- _EXERCISE DIRECTIONS_
Repeat every line exactly, keeping the pictures out of the copy.

[Figure record listings]
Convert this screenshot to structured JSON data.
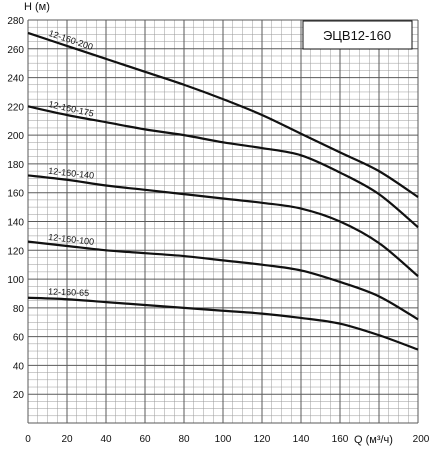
{
  "chart_data": {
    "type": "line",
    "title": "ЭЦВ12-160",
    "xlabel": "Q (м³/ч)",
    "ylabel": "H (м)",
    "xlim": [
      0,
      200
    ],
    "ylim": [
      0,
      280
    ],
    "xticks": [
      0,
      20,
      40,
      60,
      80,
      100,
      120,
      140,
      160,
      180,
      200
    ],
    "yticks": [
      20,
      40,
      60,
      80,
      100,
      120,
      140,
      160,
      180,
      200,
      220,
      240,
      260,
      280
    ],
    "grid": true,
    "colors": {
      "grid": "#9a9a9a",
      "line": "#111111",
      "background": "#ffffff"
    },
    "series": [
      {
        "name": "12-160-200",
        "x": [
          0,
          20,
          40,
          60,
          80,
          100,
          120,
          140,
          160,
          180,
          200
        ],
        "y": [
          271,
          262,
          253,
          244,
          235,
          225,
          214,
          201,
          188,
          175,
          157
        ]
      },
      {
        "name": "12-160-175",
        "x": [
          0,
          20,
          40,
          60,
          80,
          100,
          120,
          140,
          160,
          180,
          200
        ],
        "y": [
          220,
          214,
          209,
          204,
          200,
          195,
          191,
          186,
          174,
          159,
          136
        ]
      },
      {
        "name": "12-160-140",
        "x": [
          0,
          20,
          40,
          60,
          80,
          100,
          120,
          140,
          160,
          180,
          200
        ],
        "y": [
          172,
          169,
          165,
          162,
          159,
          156,
          153,
          149,
          140,
          125,
          102
        ]
      },
      {
        "name": "12-160-100",
        "x": [
          0,
          20,
          40,
          60,
          80,
          100,
          120,
          140,
          160,
          180,
          200
        ],
        "y": [
          126,
          123,
          120,
          118,
          116,
          113,
          110,
          106,
          98,
          88,
          72
        ]
      },
      {
        "name": "12-160-65",
        "x": [
          0,
          20,
          40,
          60,
          80,
          100,
          120,
          140,
          160,
          180,
          200
        ],
        "y": [
          87,
          86,
          84,
          82,
          80,
          78,
          76,
          73,
          69,
          61,
          51
        ]
      }
    ]
  }
}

- _ANSWER TO THE EXERCISE_
Convert this screenshot to structured JSON data.
{
  "chart_data": {
    "type": "line",
    "title": "ЭЦВ12-160",
    "xlabel": "Q (м³/ч)",
    "ylabel": "H (м)",
    "xlim": [
      0,
      200
    ],
    "ylim": [
      0,
      280
    ],
    "xticks": [
      0,
      20,
      40,
      60,
      80,
      100,
      120,
      140,
      160,
      180,
      200
    ],
    "yticks": [
      20,
      40,
      60,
      80,
      100,
      120,
      140,
      160,
      180,
      200,
      220,
      240,
      260,
      280
    ],
    "grid": true,
    "colors": {
      "grid": "#9a9a9a",
      "line": "#111111",
      "background": "#ffffff"
    },
    "series": [
      {
        "name": "12-160-200",
        "x": [
          0,
          20,
          40,
          60,
          80,
          100,
          120,
          140,
          160,
          180,
          200
        ],
        "y": [
          271,
          262,
          253,
          244,
          235,
          225,
          214,
          201,
          188,
          175,
          157
        ]
      },
      {
        "name": "12-160-175",
        "x": [
          0,
          20,
          40,
          60,
          80,
          100,
          120,
          140,
          160,
          180,
          200
        ],
        "y": [
          220,
          214,
          209,
          204,
          200,
          195,
          191,
          186,
          174,
          159,
          136
        ]
      },
      {
        "name": "12-160-140",
        "x": [
          0,
          20,
          40,
          60,
          80,
          100,
          120,
          140,
          160,
          180,
          200
        ],
        "y": [
          172,
          169,
          165,
          162,
          159,
          156,
          153,
          149,
          140,
          125,
          102
        ]
      },
      {
        "name": "12-160-100",
        "x": [
          0,
          20,
          40,
          60,
          80,
          100,
          120,
          140,
          160,
          180,
          200
        ],
        "y": [
          126,
          123,
          120,
          118,
          116,
          113,
          110,
          106,
          98,
          88,
          72
        ]
      },
      {
        "name": "12-160-65",
        "x": [
          0,
          20,
          40,
          60,
          80,
          100,
          120,
          140,
          160,
          180,
          200
        ],
        "y": [
          87,
          86,
          84,
          82,
          80,
          78,
          76,
          73,
          69,
          61,
          51
        ]
      }
    ]
  }
}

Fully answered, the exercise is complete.